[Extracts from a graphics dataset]
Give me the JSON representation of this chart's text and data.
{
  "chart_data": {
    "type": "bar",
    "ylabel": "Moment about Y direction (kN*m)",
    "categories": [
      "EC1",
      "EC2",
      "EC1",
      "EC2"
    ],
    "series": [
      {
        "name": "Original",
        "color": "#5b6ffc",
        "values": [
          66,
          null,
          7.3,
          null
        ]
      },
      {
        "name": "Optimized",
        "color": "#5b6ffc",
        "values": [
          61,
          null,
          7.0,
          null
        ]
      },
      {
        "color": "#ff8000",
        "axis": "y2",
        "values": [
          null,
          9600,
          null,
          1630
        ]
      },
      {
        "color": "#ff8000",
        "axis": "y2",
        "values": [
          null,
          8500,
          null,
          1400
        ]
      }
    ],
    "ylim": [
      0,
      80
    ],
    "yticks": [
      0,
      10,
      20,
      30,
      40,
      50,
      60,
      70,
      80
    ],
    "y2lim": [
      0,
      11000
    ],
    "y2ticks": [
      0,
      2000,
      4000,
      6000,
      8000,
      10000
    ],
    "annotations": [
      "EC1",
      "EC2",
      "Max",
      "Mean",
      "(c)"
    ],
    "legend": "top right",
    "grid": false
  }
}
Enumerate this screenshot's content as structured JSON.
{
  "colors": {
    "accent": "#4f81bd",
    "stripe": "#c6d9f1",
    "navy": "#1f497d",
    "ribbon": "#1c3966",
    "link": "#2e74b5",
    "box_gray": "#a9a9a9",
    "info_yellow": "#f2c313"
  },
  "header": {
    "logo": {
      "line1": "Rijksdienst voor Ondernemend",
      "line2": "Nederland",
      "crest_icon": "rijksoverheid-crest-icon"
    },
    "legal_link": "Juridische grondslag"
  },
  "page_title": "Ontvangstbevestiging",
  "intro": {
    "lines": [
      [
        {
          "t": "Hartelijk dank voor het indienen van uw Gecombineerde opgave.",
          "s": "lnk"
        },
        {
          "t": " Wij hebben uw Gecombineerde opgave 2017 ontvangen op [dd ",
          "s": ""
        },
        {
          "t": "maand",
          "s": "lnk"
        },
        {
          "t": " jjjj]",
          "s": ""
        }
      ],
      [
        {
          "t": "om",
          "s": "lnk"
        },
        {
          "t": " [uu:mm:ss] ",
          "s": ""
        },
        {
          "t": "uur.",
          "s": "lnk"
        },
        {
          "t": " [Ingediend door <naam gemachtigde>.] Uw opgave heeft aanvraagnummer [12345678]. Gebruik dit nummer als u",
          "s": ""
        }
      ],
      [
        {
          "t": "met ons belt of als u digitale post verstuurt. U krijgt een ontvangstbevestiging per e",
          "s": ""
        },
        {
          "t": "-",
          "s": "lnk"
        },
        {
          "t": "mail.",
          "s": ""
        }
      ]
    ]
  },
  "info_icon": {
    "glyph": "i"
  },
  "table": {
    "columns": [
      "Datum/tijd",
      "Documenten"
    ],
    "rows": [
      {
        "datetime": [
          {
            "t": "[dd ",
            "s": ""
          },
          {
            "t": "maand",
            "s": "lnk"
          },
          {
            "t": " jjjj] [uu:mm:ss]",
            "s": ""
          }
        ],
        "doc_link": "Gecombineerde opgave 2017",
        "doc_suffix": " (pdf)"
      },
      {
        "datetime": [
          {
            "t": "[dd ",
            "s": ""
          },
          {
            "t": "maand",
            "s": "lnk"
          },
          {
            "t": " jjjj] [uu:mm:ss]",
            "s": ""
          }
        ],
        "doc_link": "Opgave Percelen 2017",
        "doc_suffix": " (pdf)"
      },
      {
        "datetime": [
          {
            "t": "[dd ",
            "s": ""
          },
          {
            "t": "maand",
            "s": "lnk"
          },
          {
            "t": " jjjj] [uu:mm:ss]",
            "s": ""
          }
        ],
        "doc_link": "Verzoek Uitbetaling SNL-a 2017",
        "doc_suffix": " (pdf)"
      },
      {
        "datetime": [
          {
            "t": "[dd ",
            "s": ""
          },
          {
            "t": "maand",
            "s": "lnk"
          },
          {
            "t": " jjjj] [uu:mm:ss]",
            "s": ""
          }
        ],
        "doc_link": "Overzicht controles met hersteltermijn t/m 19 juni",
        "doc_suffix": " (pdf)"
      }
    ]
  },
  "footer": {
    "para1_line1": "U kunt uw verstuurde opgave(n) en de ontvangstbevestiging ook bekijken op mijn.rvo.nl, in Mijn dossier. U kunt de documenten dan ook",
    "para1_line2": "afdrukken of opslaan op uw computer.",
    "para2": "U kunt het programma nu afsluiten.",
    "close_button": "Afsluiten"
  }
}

** YOUR TASK **
Exactly reproduce every record.

** SOLUTION **
Give me the JSON representation of this chart's text and data.
{
  "chart_data": {
    "type": "bar",
    "ylabel": "Moment about Y direction (kN*m)",
    "categories": [
      "EC1",
      "EC2",
      "EC1",
      "EC2"
    ],
    "series": [
      {
        "name": "Original",
        "color": "#5b6ffc",
        "values": [
          66,
          null,
          7.3,
          null
        ]
      },
      {
        "name": "Optimized",
        "color": "#5b6ffc",
        "values": [
          61,
          null,
          7.0,
          null
        ]
      },
      {
        "color": "#ff8000",
        "axis": "y2",
        "values": [
          null,
          9600,
          null,
          1630
        ]
      },
      {
        "color": "#ff8000",
        "axis": "y2",
        "values": [
          null,
          8500,
          null,
          1400
        ]
      }
    ],
    "ylim": [
      0,
      80
    ],
    "yticks": [
      0,
      10,
      20,
      30,
      40,
      50,
      60,
      70,
      80
    ],
    "y2lim": [
      0,
      11000
    ],
    "y2ticks": [
      0,
      2000,
      4000,
      6000,
      8000,
      10000
    ],
    "annotations": [
      "EC1",
      "EC2",
      "Max",
      "Mean",
      "(c)"
    ],
    "legend": "top right",
    "grid": false
  }
}
Enumerate this screenshot's content as structured JSON.
{
  "colors": {
    "accent": "#4f81bd",
    "stripe": "#c6d9f1",
    "navy": "#1f497d",
    "ribbon": "#1c3966",
    "link": "#2e74b5",
    "box_gray": "#a9a9a9",
    "info_yellow": "#f2c313"
  },
  "header": {
    "logo": {
      "line1": "Rijksdienst voor Ondernemend",
      "line2": "Nederland",
      "crest_icon": "rijksoverheid-crest-icon"
    },
    "legal_link": "Juridische grondslag"
  },
  "page_title": "Ontvangstbevestiging",
  "intro": {
    "lines": [
      [
        {
          "t": "Hartelijk dank voor het indienen van uw Gecombineerde opgave.",
          "s": "lnk"
        },
        {
          "t": " Wij hebben uw Gecombineerde opgave 2017 ontvangen op [dd ",
          "s": ""
        },
        {
          "t": "maand",
          "s": "lnk"
        },
        {
          "t": " jjjj]",
          "s": ""
        }
      ],
      [
        {
          "t": "om",
          "s": "lnk"
        },
        {
          "t": " [uu:mm:ss] ",
          "s": ""
        },
        {
          "t": "uur.",
          "s": "lnk"
        },
        {
          "t": " [Ingediend door <naam gemachtigde>.] Uw opgave heeft aanvraagnummer [12345678]. Gebruik dit nummer als u",
          "s": ""
        }
      ],
      [
        {
          "t": "met ons belt of als u digitale post verstuurt. U krijgt een ontvangstbevestiging per e",
          "s": ""
        },
        {
          "t": "-",
          "s": "lnk"
        },
        {
          "t": "mail.",
          "s": ""
        }
      ]
    ]
  },
  "info_icon": {
    "glyph": "i"
  },
  "table": {
    "columns": [
      "Datum/tijd",
      "Documenten"
    ],
    "rows": [
      {
        "datetime": [
          {
            "t": "[dd ",
            "s": ""
          },
          {
            "t": "maand",
            "s": "lnk"
          },
          {
            "t": " jjjj] [uu:mm:ss]",
            "s": ""
          }
        ],
        "doc_link": "Gecombineerde opgave 2017",
        "doc_suffix": " (pdf)"
      },
      {
        "datetime": [
          {
            "t": "[dd ",
            "s": ""
          },
          {
            "t": "maand",
            "s": "lnk"
          },
          {
            "t": " jjjj] [uu:mm:ss]",
            "s": ""
          }
        ],
        "doc_link": "Opgave Percelen 2017",
        "doc_suffix": " (pdf)"
      },
      {
        "datetime": [
          {
            "t": "[dd ",
            "s": ""
          },
          {
            "t": "maand",
            "s": "lnk"
          },
          {
            "t": " jjjj] [uu:mm:ss]",
            "s": ""
          }
        ],
        "doc_link": "Verzoek Uitbetaling SNL-a 2017",
        "doc_suffix": " (pdf)"
      },
      {
        "datetime": [
          {
            "t": "[dd ",
            "s": ""
          },
          {
            "t": "maand",
            "s": "lnk"
          },
          {
            "t": " jjjj] [uu:mm:ss]",
            "s": ""
          }
        ],
        "doc_link": "Overzicht controles met hersteltermijn t/m 19 juni",
        "doc_suffix": " (pdf)"
      }
    ]
  },
  "footer": {
    "para1_line1": "U kunt uw verstuurde opgave(n) en de ontvangstbevestiging ook bekijken op mijn.rvo.nl, in Mijn dossier. U kunt de documenten dan ook",
    "para1_line2": "afdrukken of opslaan op uw computer.",
    "para2": "U kunt het programma nu afsluiten.",
    "close_button": "Afsluiten"
  }
}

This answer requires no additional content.